To do: Below are records. Copy every line with "dagegen" in it.

Data rows:

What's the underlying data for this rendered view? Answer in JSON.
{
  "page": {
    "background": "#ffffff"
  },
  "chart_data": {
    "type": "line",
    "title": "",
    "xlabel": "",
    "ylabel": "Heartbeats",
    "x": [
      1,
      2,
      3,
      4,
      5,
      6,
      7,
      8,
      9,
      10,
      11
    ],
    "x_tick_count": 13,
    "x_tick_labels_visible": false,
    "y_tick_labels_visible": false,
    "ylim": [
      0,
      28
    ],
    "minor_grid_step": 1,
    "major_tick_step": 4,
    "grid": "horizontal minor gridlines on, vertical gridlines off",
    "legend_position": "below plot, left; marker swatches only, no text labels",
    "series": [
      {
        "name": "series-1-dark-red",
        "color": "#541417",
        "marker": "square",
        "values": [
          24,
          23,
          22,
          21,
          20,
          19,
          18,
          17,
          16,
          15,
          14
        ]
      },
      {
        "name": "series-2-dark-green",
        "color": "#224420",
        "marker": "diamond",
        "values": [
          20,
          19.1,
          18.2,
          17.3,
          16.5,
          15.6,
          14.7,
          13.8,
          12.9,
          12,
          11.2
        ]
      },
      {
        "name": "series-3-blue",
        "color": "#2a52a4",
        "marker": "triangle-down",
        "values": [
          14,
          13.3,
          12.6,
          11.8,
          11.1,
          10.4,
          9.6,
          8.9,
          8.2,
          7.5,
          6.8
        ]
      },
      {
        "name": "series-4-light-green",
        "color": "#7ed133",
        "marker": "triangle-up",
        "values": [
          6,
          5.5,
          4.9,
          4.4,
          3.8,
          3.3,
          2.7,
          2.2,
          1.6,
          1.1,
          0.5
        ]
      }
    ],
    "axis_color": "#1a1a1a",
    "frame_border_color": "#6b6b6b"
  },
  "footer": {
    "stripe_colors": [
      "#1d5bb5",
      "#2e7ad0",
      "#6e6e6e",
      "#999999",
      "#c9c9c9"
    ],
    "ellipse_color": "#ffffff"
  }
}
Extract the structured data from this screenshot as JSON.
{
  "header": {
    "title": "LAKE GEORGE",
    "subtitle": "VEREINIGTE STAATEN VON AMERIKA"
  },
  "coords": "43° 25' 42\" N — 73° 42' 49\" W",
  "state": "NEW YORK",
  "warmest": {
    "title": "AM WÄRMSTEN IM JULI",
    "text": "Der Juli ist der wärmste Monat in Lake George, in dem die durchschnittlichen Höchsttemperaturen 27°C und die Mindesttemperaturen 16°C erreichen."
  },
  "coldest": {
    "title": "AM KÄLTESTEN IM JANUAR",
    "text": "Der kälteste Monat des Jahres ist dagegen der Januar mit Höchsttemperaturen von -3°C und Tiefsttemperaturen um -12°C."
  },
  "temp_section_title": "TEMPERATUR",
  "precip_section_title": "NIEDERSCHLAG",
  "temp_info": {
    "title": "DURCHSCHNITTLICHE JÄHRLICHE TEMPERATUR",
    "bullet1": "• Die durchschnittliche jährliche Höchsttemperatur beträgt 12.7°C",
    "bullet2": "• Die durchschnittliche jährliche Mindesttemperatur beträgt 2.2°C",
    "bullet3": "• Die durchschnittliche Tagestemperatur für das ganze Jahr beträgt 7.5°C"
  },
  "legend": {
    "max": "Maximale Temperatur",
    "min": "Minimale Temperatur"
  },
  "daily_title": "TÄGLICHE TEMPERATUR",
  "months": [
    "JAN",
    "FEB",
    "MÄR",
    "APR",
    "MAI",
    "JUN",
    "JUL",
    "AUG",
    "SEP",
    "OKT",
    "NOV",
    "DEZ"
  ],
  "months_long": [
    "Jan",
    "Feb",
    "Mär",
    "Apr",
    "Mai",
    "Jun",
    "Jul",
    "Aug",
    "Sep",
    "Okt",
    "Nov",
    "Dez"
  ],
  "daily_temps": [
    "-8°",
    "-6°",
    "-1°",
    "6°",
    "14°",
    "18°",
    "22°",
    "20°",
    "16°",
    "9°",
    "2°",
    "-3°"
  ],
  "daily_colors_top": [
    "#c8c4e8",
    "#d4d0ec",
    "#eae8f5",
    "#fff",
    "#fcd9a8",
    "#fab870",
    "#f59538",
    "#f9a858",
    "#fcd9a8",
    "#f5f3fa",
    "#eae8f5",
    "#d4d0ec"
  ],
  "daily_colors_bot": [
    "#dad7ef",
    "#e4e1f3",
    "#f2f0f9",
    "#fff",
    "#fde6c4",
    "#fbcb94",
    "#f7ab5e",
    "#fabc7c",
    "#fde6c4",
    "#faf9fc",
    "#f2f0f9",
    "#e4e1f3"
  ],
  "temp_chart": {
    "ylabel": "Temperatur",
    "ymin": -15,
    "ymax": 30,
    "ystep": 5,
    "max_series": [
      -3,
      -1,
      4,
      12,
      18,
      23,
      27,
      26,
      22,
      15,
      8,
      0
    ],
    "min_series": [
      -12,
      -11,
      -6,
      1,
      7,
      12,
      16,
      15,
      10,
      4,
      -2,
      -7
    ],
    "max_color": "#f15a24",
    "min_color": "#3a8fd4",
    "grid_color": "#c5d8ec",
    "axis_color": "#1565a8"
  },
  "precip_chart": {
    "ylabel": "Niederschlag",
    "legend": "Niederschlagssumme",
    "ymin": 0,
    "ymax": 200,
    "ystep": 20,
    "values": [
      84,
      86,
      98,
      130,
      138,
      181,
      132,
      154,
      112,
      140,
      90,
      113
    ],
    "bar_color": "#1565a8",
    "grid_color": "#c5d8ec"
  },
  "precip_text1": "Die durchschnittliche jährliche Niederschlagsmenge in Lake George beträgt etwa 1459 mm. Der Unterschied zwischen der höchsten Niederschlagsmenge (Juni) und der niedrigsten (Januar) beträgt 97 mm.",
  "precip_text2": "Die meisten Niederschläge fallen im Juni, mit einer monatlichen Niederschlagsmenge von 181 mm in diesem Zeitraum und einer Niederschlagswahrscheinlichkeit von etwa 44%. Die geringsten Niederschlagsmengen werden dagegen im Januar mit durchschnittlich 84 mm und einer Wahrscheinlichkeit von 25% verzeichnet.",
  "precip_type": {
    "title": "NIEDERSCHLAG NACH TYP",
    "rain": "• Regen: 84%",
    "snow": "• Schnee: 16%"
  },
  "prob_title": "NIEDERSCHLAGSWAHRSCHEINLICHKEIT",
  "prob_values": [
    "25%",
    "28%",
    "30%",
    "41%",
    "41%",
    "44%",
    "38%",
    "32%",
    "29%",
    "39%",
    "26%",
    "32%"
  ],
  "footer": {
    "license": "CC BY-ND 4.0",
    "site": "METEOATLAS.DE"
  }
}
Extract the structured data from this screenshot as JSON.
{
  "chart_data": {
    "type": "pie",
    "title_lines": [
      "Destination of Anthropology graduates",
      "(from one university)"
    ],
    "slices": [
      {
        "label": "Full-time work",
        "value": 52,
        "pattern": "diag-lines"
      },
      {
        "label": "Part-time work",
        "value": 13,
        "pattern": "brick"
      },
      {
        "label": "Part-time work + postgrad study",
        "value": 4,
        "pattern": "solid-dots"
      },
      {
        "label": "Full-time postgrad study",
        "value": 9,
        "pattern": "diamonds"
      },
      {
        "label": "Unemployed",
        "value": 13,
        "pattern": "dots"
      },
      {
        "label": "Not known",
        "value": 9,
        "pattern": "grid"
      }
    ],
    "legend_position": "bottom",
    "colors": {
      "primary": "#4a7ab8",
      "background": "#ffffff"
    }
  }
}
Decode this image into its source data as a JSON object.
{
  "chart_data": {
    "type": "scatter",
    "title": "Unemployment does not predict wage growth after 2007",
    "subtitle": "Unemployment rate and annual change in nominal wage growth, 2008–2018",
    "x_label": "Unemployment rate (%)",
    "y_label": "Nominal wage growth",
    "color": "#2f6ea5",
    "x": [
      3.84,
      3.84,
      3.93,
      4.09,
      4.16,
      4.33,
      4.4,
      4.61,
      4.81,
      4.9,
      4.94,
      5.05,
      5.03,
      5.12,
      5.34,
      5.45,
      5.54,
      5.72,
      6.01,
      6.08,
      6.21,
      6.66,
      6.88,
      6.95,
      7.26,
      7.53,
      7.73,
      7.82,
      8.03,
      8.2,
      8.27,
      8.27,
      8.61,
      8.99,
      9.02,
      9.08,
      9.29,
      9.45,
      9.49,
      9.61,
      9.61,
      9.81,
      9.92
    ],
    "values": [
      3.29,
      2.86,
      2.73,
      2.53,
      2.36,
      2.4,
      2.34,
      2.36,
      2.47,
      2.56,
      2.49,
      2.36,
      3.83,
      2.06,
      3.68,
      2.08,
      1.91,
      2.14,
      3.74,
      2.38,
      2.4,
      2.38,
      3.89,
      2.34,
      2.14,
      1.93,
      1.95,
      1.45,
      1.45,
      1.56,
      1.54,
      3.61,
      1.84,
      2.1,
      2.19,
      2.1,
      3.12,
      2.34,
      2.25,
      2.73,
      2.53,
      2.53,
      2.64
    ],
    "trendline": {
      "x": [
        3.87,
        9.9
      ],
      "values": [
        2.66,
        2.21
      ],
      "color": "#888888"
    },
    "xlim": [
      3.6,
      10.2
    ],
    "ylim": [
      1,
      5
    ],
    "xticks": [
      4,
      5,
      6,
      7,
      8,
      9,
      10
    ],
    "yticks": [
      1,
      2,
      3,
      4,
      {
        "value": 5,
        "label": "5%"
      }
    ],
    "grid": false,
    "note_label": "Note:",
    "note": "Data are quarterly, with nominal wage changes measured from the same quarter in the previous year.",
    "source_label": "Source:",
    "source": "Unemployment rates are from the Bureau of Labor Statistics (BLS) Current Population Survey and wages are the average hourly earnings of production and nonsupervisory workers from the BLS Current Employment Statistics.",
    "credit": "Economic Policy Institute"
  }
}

Problem solution:
    "text": "Der kälteste Monat des Jahres ist dagegen der Januar mit Höchsttemperaturen von -3°C und Tiefsttemperaturen um -12°C."
  "precip_text2": "Die meisten Niederschläge fallen im Juni, mit einer monatlichen Niederschlagsmenge von 181 mm in diesem Zeitraum und einer Niederschlagswahrscheinlichkeit von etwa 44%. Die geringsten Niederschlagsmengen werden dagegen im Januar mit durchschnittlich 84 mm und einer Wahrscheinlichkeit von 25% verzeichnet.",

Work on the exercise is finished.